* BEGIN THE DATA *

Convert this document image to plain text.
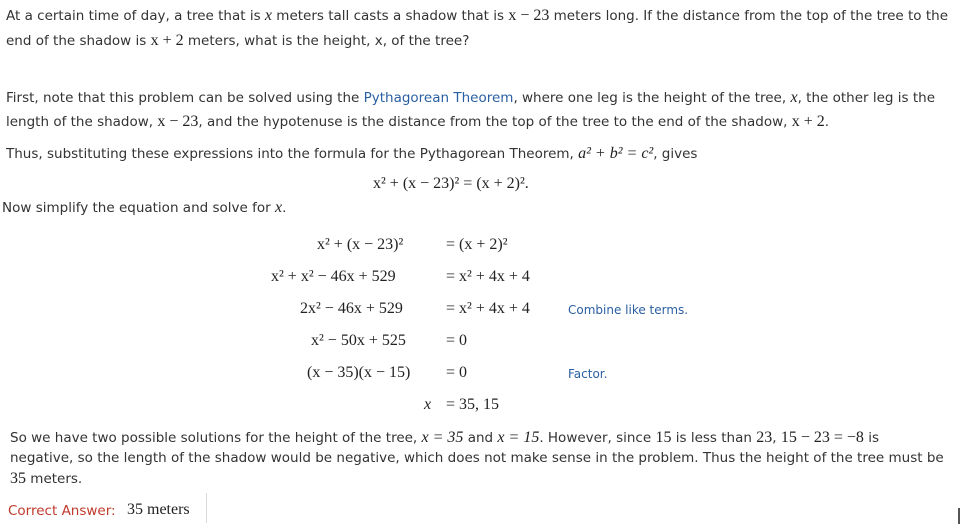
At a certain time of day, a tree that is x meters tall casts a shadow that is x − 23 meters long. If the distance from the top of the tree to the
end of the shadow is x + 2 meters, what is the height, x, of the tree?
First, note that this problem can be solved using the Pythagorean Theorem, where one leg is the height of the tree, x, the other leg is the
length of the shadow, x − 23, and the hypotenuse is the distance from the top of the tree to the end of the shadow, x + 2.
Thus, substituting these expressions into the formula for the Pythagorean Theorem, a² + b² = c², gives
x² + (x − 23)² = (x + 2)².
Now simplify the equation and solve for x.
x² + (x − 23)²	= (x + 2)²
x² + x² − 46x + 529	= x² + 4x + 4
2x² − 46x + 529	= x² + 4x + 4	Combine like terms.
x² − 50x + 525	= 0
(x − 35)(x − 15) = 0	Factor.
x = 35, 15
So we have two possible solutions for the height of the tree, x = 35 and x = 15. However, since 15 is less than 23, 15 − 23 = −8 is
negative, so the length of the shadow would be negative, which does not make sense in the problem. Thus the height of the tree must be
35 meters.
Correct Answer: 35 meters
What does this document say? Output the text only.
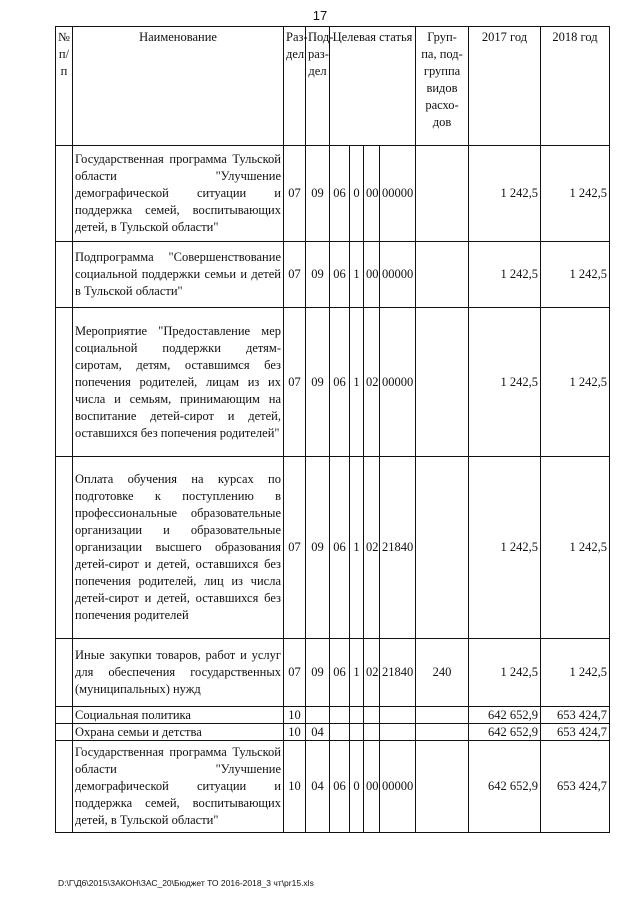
17
№ п/п	Наименование	Раз- дел	Под- раз- дел	Целевая статья				Груп- па, под- группа видов расхо- дов	2017 год	2018 год
	Государственная программа Тульской области "Улучшение демографической ситуации и поддержка семей, воспитывающих детей, в Тульской области"	07	09	06	0	00	00000		1 242,5	1 242,5
	Подпрограмма "Совершенствование социальной поддержки семьи и детей в Тульской области"	07	09	06	1	00	00000		1 242,5	1 242,5
	Мероприятие "Предоставление мер социальной поддержки детям-сиротам, детям, оставшимся без попечения родителей, лицам из их числа и семьям, принимающим на воспитание детей-сирот и детей, оставшихся без попечения родителей"	07	09	06	1	02	00000		1 242,5	1 242,5
	Оплата обучения на курсах по подготовке к поступлению в профессиональные образовательные организации и образовательные организации высшего образования детей-сирот и детей, оставшихся без попечения родителей, лиц из числа детей-сирот и детей, оставшихся без попечения родителей	07	09	06	1	02	21840		1 242,5	1 242,5
	Иные закупки товаров, работ и услуг для обеспечения государственных (муниципальных) нужд	07	09	06	1	02	21840	240	1 242,5	1 242,5
	Социальная политика	10							642 652,9	653 424,7
	Охрана семьи и детства	10	04						642 652,9	653 424,7
	Государственная программа Тульской области "Улучшение демографической ситуации и поддержка семей, воспитывающих детей, в Тульской области"	10	04	06	0	00	00000		642 652,9	653 424,7
D:\Г\Д6\2015\ЗАКОН\ЗАС_20\Бюджет ТО 2016-2018_3 чт\pr15.xls
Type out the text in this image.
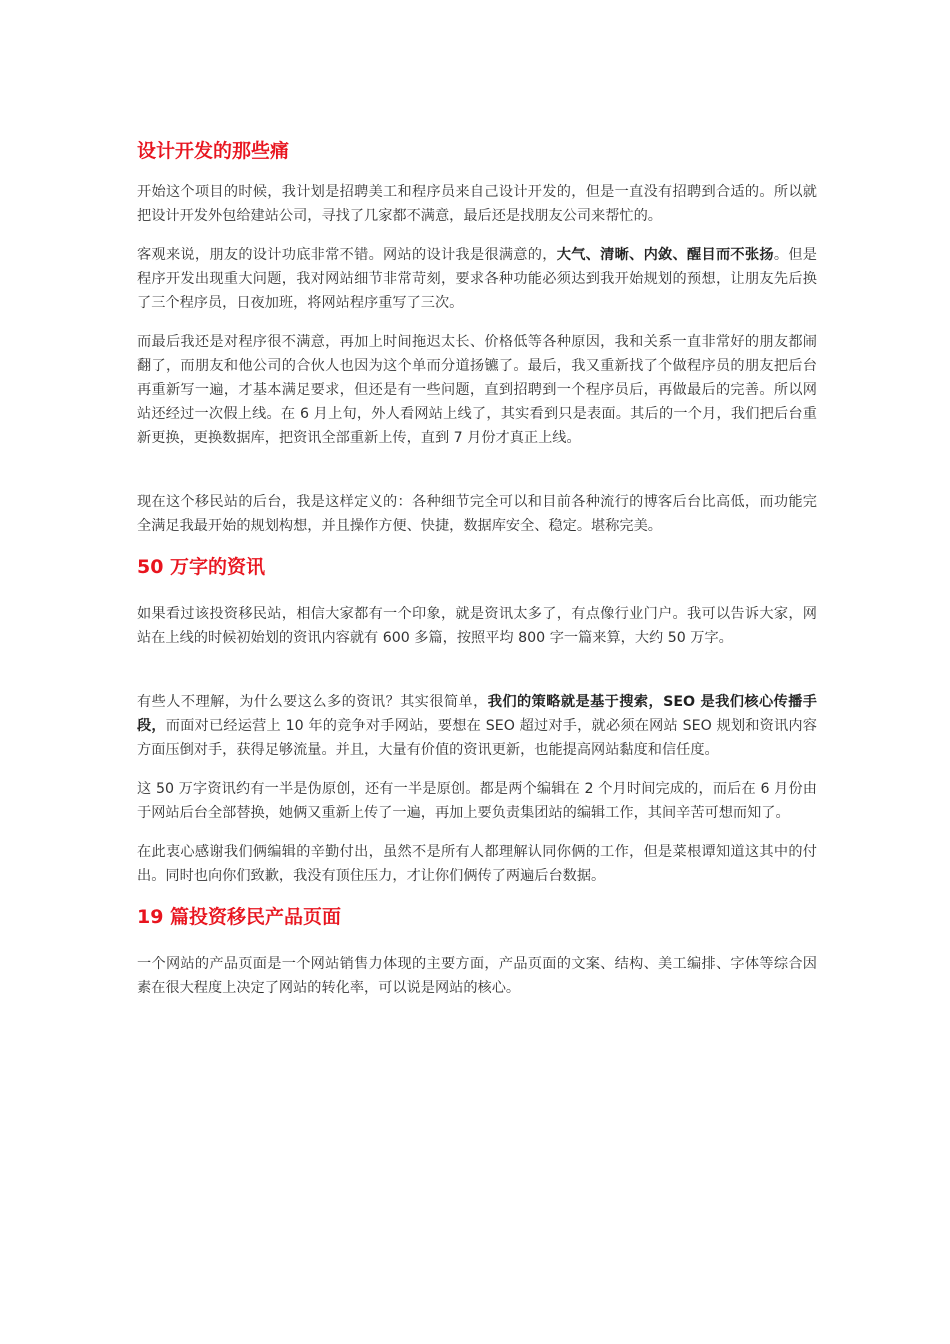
设计开发的那些痛

开始这个项目的时候，我计划是招聘美工和程序员来自己设计开发的，但是一直没有招聘到合适的。所以就把设计开发外包给建站公司，寻找了几家都不满意，最后还是找朋友公司来帮忙的。

客观来说，朋友的设计功底非常不错。网站的设计我是很满意的，大气、清晰、内敛、醒目而不张扬。但是程序开发出现重大问题，我对网站细节非常苛刻，要求各种功能必须达到我开始规划的预想，让朋友先后换了三个程序员，日夜加班，将网站程序重写了三次。

而最后我还是对程序很不满意，再加上时间拖迟太长、价格低等各种原因，我和关系一直非常好的朋友都闹翻了，而朋友和他公司的合伙人也因为这个单而分道扬镳了。最后，我又重新找了个做程序员的朋友把后台再重新写一遍，才基本满足要求，但还是有一些问题，直到招聘到一个程序员后，再做最后的完善。所以网站还经过一次假上线。在 6 月上旬，外人看网站上线了，其实看到只是表面。其后的一个月，我们把后台重新更换，更换数据库，把资讯全部重新上传，直到 7 月份才真正上线。

现在这个移民站的后台，我是这样定义的：各种细节完全可以和目前各种流行的博客后台比高低，而功能完全满足我最开始的规划构想，并且操作方便、快捷，数据库安全、稳定。堪称完美。

50 万字的资讯

如果看过该投资移民站，相信大家都有一个印象，就是资讯太多了，有点像行业门户。我可以告诉大家，网站在上线的时候初始划的资讯内容就有 600 多篇，按照平均 800 字一篇来算，大约 50 万字。

有些人不理解，为什么要这么多的资讯？其实很简单，我们的策略就是基于搜索，SEO 是我们核心传播手段，而面对已经运营上 10 年的竞争对手网站，要想在 SEO 超过对手，就必须在网站 SEO 规划和资讯内容方面压倒对手，获得足够流量。并且，大量有价值的资讯更新，也能提高网站黏度和信任度。

这 50 万字资讯约有一半是伪原创，还有一半是原创。都是两个编辑在 2 个月时间完成的，而后在 6 月份由于网站后台全部替换，她俩又重新上传了一遍，再加上要负责集团站的编辑工作，其间辛苦可想而知了。

在此衷心感谢我们俩编辑的辛勤付出，虽然不是所有人都理解认同你俩的工作，但是菜根谭知道这其中的付出。同时也向你们致歉，我没有顶住压力，才让你们俩传了两遍后台数据。

19 篇投资移民产品页面

一个网站的产品页面是一个网站销售力体现的主要方面，产品页面的文案、结构、美工编排、字体等综合因素在很大程度上决定了网站的转化率，可以说是网站的核心。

* END THE DATA *

Where a line above includes "does", copy that line.

▶ **SOLUTION TO THE EXERCISE**:
negative, so the length of the shadow would be negative, which does not make sense in the problem. Thus the height of the tree must be
What does this document say? Output the text only.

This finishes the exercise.